> **Selected passage**
'''

As well as propelling a then little known Arnold Schwarzenegger into the mainstream, Conan the Barbarian did the same for director John Milius and his friend from college, composer Basil Poledouris. The film tells the story of a boy’s journey from being a slave to being a king in the (fictional) Hyborean age. It was successful enough to warrant a far inferior, but successful sequel two years later, Conan the Destroyer.
Producer Dino de Laurentiis had initially wanted Ennio Morricone to provide the score to the film (and indeed, Morricone would write the music for Red Sonja three years later). Milius however, managed to get Poledouris the job, who would provide what is easily the best score of his career, and one of the finest examples of motion picture scoring in history, undoubtedly one of the most impressive film scores I’ve ever heard.

'''

[Spatial layout entries]
'''

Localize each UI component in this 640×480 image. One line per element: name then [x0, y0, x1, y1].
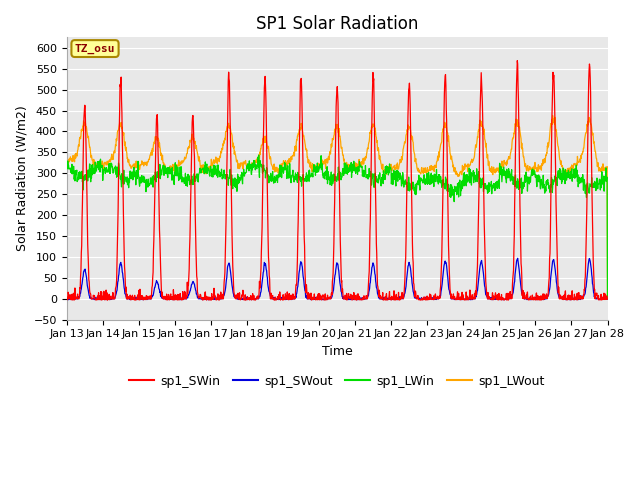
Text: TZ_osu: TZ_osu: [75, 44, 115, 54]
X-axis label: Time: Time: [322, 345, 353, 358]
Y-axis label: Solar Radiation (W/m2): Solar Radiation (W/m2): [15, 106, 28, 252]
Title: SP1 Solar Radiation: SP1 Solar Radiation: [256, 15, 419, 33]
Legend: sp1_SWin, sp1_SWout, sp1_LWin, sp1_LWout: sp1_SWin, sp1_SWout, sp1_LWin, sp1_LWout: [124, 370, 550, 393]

'''

List every person mentioned by name in the passage about the Conan the Barbarian score.

> **Response**
Arnold Schwarzenegger, John Milius, Basil Poledouris, Dino de Laurentiis, Ennio Morricone